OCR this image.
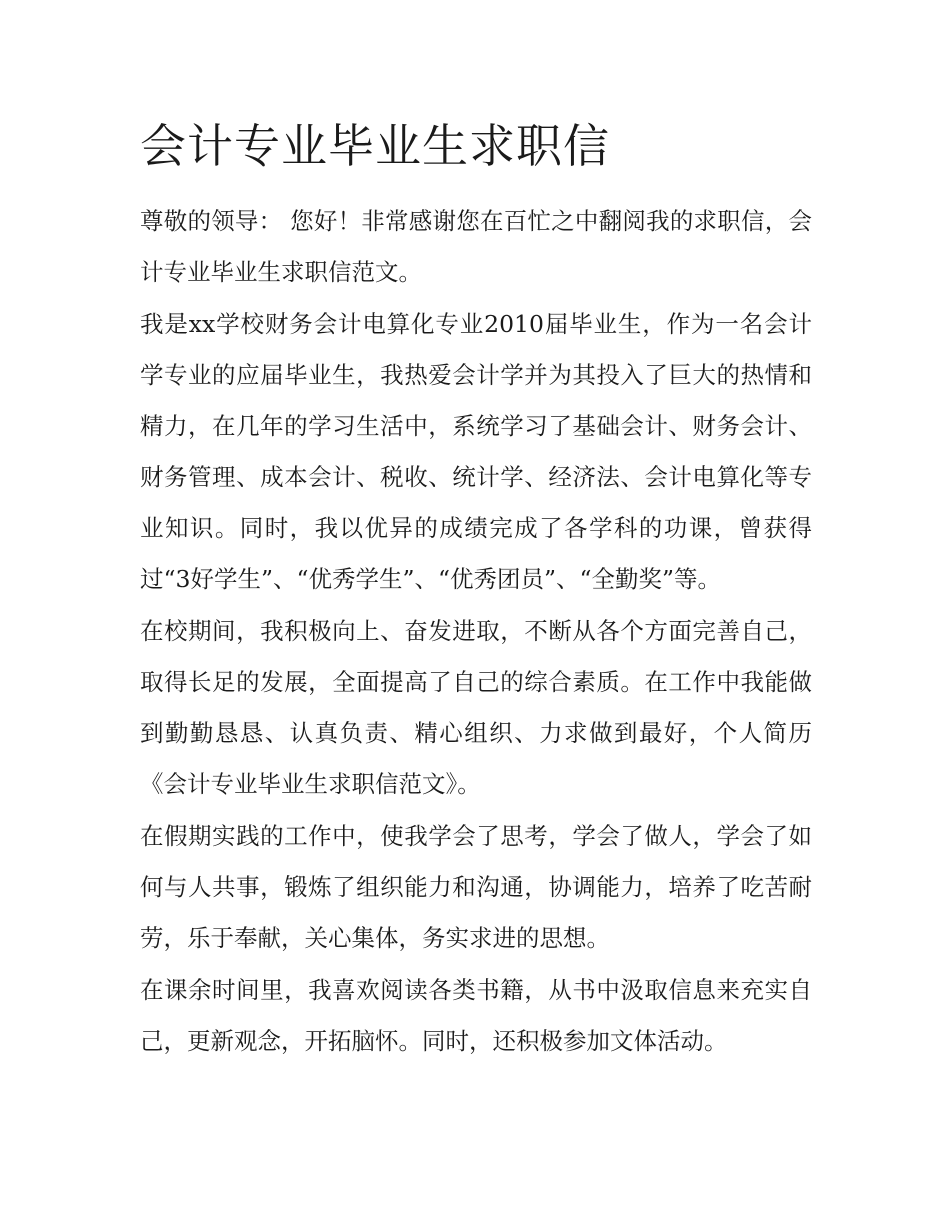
会计专业毕业生求职信

尊敬的领导： 您好！非常感谢您在百忙之中翻阅我的求职信，会计专业毕业生求职信范文。

我是xx学校财务会计电算化专业2010届毕业生，作为一名会计学专业的应届毕业生，我热爱会计学并为其投入了巨大的热情和精力，在几年的学习生活中，系统学习了基础会计、财务会计、财务管理、成本会计、税收、统计学、经济法、会计电算化等专业知识。同时，我以优异的成绩完成了各学科的功课，曾获得过“3好学生”、“优秀学生”、“优秀团员”、“全勤奖”等。

在校期间，我积极向上、奋发进取，不断从各个方面完善自己，取得长足的发展，全面提高了自己的综合素质。在工作中我能做到勤勤恳恳、认真负责、精心组织、力求做到最好，个人简历《会计专业毕业生求职信范文》。

在假期实践的工作中，使我学会了思考，学会了做人，学会了如何与人共事，锻炼了组织能力和沟通，协调能力，培养了吃苦耐劳，乐于奉献，关心集体，务实求进的思想。

在课余时间里，我喜欢阅读各类书籍，从书中汲取信息来充实自己，更新观念，开拓脑怀。同时，还积极参加文体活动。
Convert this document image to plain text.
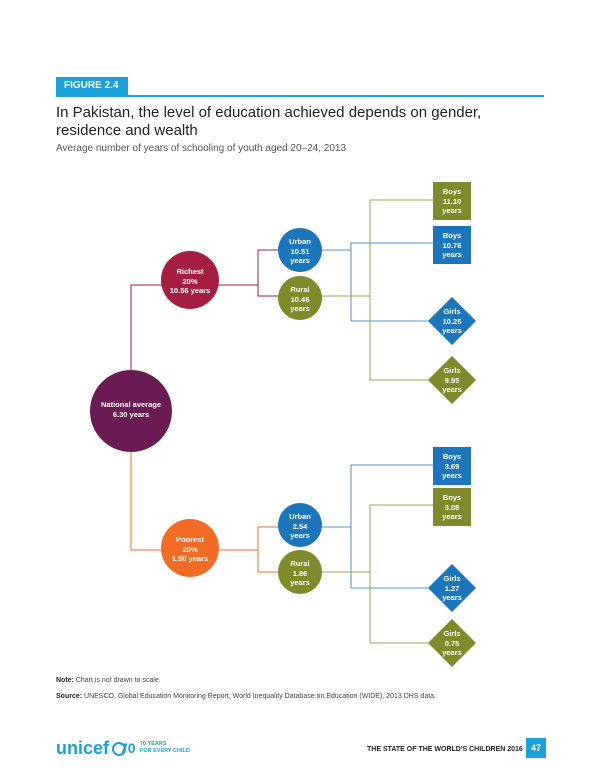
FIGURE 2.4
In Pakistan, the level of education achieved depends on gender, residence and wealth
Average number of years of schooling of youth aged 20–24, 2013
National average
6.30 years
Richest
20%
10.56 years
Poorest
20%
1.50 years
Urban
10.51
years
Rural
10.46
years
Urban
2.54
years
Rural
1.86
years
Boys
11.10
years
Boys
10.76
years
Boys
3.69
years
Boys
3.08
years
Girls
10.25
years
Girls
9.95
years
Girls
1.27
years
Girls
0.75
years
Note: Chart is not drawn to scale.
Source: UNESCO, Global Education Monitoring Report, World Inequality Database on Education (WIDE), 2013 DHS data.
unicef 70 70 YEARS
FOR EVERY CHILD	THE STATE OF THE WORLD'S CHILDREN 2016 47
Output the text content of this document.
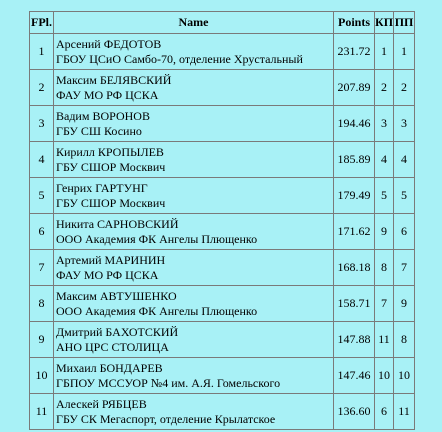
FPl.	Name	Points	КП	ПП
1	Арсений ФЕДОТОВ
ГБОУ ЦСиО Самбо-70, отделение Хрустальный	231.72	1	1
2	Максим БЕЛЯВСКИЙ
ФАУ МО РФ ЦСКА	207.89	2	2
3	Вадим ВОРОНОВ
ГБУ СШ Косино	194.46	3	3
4	Кирилл КРОПЫЛЕВ
ГБУ СШОР Москвич	185.89	4	4
5	Генрих ГАРТУНГ
ГБУ СШОР Москвич	179.49	5	5
6	Никита САРНОВСКИЙ
ООО Академия ФК Ангелы Плющенко	171.62	9	6
7	Артемий МАРИНИН
ФАУ МО РФ ЦСКА	168.18	8	7
8	Максим АВТУШЕНКО
ООО Академия ФК Ангелы Плющенко	158.71	7	9
9	Дмитрий БАХОТСКИЙ
АНО ЦРС СТОЛИЦА	147.88	11	8
10	Михаил БОНДАРЕВ
ГБПОУ МССУОР №4 им. А.Я. Гомельского	147.46	10	10
11	Алескей РЯБЦЕВ
ГБУ СК Мегаспорт, отделение Крылатское	136.60	6	11
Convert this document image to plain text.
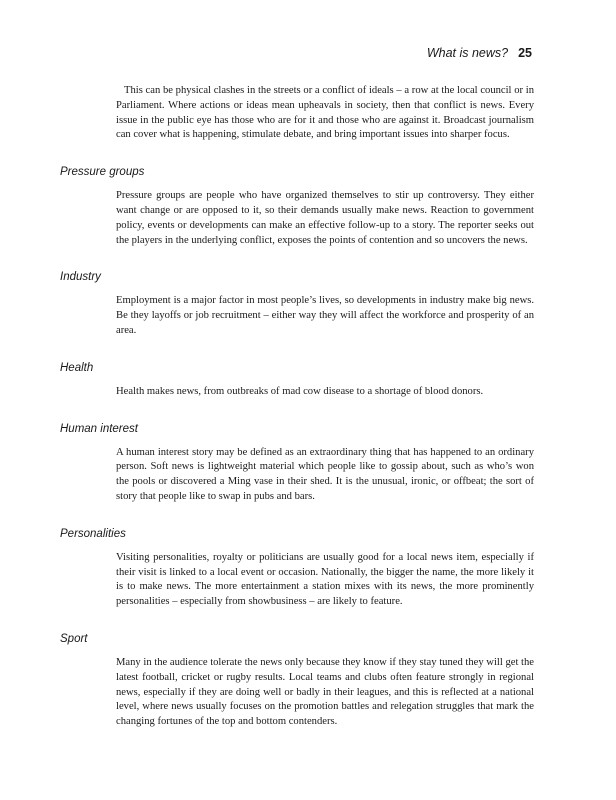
What is news? 25

This can be physical clashes in the streets or a conflict of ideals – a row at the local council or in Parliament. Where actions or ideas mean upheavals in society, then that conflict is news. Every issue in the public eye has those who are for it and those who are against it. Broadcast journalism can cover what is happening, stimulate debate, and bring important issues into sharper focus.

Pressure groups

Pressure groups are people who have organized themselves to stir up controversy. They either want change or are opposed to it, so their demands usually make news. Reaction to government policy, events or developments can make an effective follow-up to a story. The reporter seeks out the players in the underlying conflict, exposes the points of contention and so uncovers the news.

Industry

Employment is a major factor in most people’s lives, so developments in industry make big news. Be they layoffs or job recruitment – either way they will affect the workforce and prosperity of an area.

Health

Health makes news, from outbreaks of mad cow disease to a shortage of blood donors.

Human interest

A human interest story may be defined as an extraordinary thing that has happened to an ordinary person. Soft news is lightweight material which people like to gossip about, such as who’s won the pools or discovered a Ming vase in their shed. It is the unusual, ironic, or offbeat; the sort of story that people like to swap in pubs and bars.

Personalities

Visiting personalities, royalty or politicians are usually good for a local news item, especially if their visit is linked to a local event or occasion. Nationally, the bigger the name, the more likely it is to make news. The more entertainment a station mixes with its news, the more prominently personalities – especially from showbusiness – are likely to feature.

Sport

Many in the audience tolerate the news only because they know if they stay tuned they will get the latest football, cricket or rugby results. Local teams and clubs often feature strongly in regional news, especially if they are doing well or badly in their leagues, and this is reflected at a national level, where news usually focuses on the promotion battles and relegation struggles that mark the changing fortunes of the top and bottom contenders.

* * *

● WHAT THE TASK REQUIRES
Output the full set of records above without changing a word, and drop the images.

● RESULT
OCR this image.
会计专业毕业生求职信

尊敬的领导： 您好！非常感谢您在百忙之中翻阅我的求职信，会计专业毕业生求职信范文。

我是xx学校财务会计电算化专业2010届毕业生，作为一名会计学专业的应届毕业生，我热爱会计学并为其投入了巨大的热情和精力，在几年的学习生活中，系统学习了基础会计、财务会计、财务管理、成本会计、税收、统计学、经济法、会计电算化等专业知识。同时，我以优异的成绩完成了各学科的功课，曾获得过“3好学生”、“优秀学生”、“优秀团员”、“全勤奖”等。

在校期间，我积极向上、奋发进取，不断从各个方面完善自己，取得长足的发展，全面提高了自己的综合素质。在工作中我能做到勤勤恳恳、认真负责、精心组织、力求做到最好，个人简历《会计专业毕业生求职信范文》。

在假期实践的工作中，使我学会了思考，学会了做人，学会了如何与人共事，锻炼了组织能力和沟通，协调能力，培养了吃苦耐劳，乐于奉献，关心集体，务实求进的思想。

在课余时间里，我喜欢阅读各类书籍，从书中汲取信息来充实自己，更新观念，开拓脑怀。同时，还积极参加文体活动。
Convert this document image to plain text.
FIGURE 2.4
In Pakistan, the level of education achieved depends on gender, residence and wealth
Average number of years of schooling of youth aged 20–24, 2013
National average
6.30 years
Richest
20%
10.56 years
Poorest
20%
1.50 years
Urban
10.51
years
Rural
10.46
years
Urban
2.54
years
Rural
1.86
years
Boys
11.10
years
Boys
10.76
years
Boys
3.69
years
Boys
3.08
years
Girls
10.25
years
Girls
9.95
years
Girls
1.27
years
Girls
0.75
years
Note: Chart is not drawn to scale.
Source: UNESCO, Global Education Monitoring Report, World Inequality Database on Education (WIDE), 2013 DHS data.
unicef 70 70 YEARS
FOR EVERY CHILD	THE STATE OF THE WORLD'S CHILDREN 2016 47
Output the text content of this document.
FPl.	Name	Points	КП	ПП
1	Арсений ФЕДОТОВ
ГБОУ ЦСиО Самбо-70, отделение Хрустальный	231.72	1	1
2	Максим БЕЛЯВСКИЙ
ФАУ МО РФ ЦСКА	207.89	2	2
3	Вадим ВОРОНОВ
ГБУ СШ Косино	194.46	3	3
4	Кирилл КРОПЫЛЕВ
ГБУ СШОР Москвич	185.89	4	4
5	Генрих ГАРТУНГ
ГБУ СШОР Москвич	179.49	5	5
6	Никита САРНОВСКИЙ
ООО Академия ФК Ангелы Плющенко	171.62	9	6
7	Артемий МАРИНИН
ФАУ МО РФ ЦСКА	168.18	8	7
8	Максим АВТУШЕНКО
ООО Академия ФК Ангелы Плющенко	158.71	7	9
9	Дмитрий БАХОТСКИЙ
АНО ЦРС СТОЛИЦА	147.88	11	8
10	Михаил БОНДАРЕВ
ГБПОУ МССУОР №4 им. А.Я. Гомельского	147.46	10	10
11	Алескей РЯБЦЕВ
ГБУ СК Мегаспорт, отделение Крылатское	136.60	6	11
Convert this document image to plain text.
What is news? 25

This can be physical clashes in the streets or a conflict of ideals – a row at the local council or in Parliament. Where actions or ideas mean upheavals in society, then that conflict is news. Every issue in the public eye has those who are for it and those who are against it. Broadcast journalism can cover what is happening, stimulate debate, and bring important issues into sharper focus.

Pressure groups

Pressure groups are people who have organized themselves to stir up controversy. They either want change or are opposed to it, so their demands usually make news. Reaction to government policy, events or developments can make an effective follow-up to a story. The reporter seeks out the players in the underlying conflict, exposes the points of contention and so uncovers the news.

Industry

Employment is a major factor in most people’s lives, so developments in industry make big news. Be they layoffs or job recruitment – either way they will affect the workforce and prosperity of an area.

Health

Health makes news, from outbreaks of mad cow disease to a shortage of blood donors.

Human interest

A human interest story may be defined as an extraordinary thing that has happened to an ordinary person. Soft news is lightweight material which people like to gossip about, such as who’s won the pools or discovered a Ming vase in their shed. It is the unusual, ironic, or offbeat; the sort of story that people like to swap in pubs and bars.

Personalities

Visiting personalities, royalty or politicians are usually good for a local news item, especially if their visit is linked to a local event or occasion. Nationally, the bigger the name, the more likely it is to make news. The more entertainment a station mixes with its news, the more prominently personalities – especially from showbusiness – are likely to feature.

Sport

Many in the audience tolerate the news only because they know if they stay tuned they will get the latest football, cricket or rugby results. Local teams and clubs often feature strongly in regional news, especially if they are doing well or badly in their leagues, and this is reflected at a national level, where news usually focuses on the promotion battles and relegation struggles that mark the changing fortunes of the top and bottom contenders.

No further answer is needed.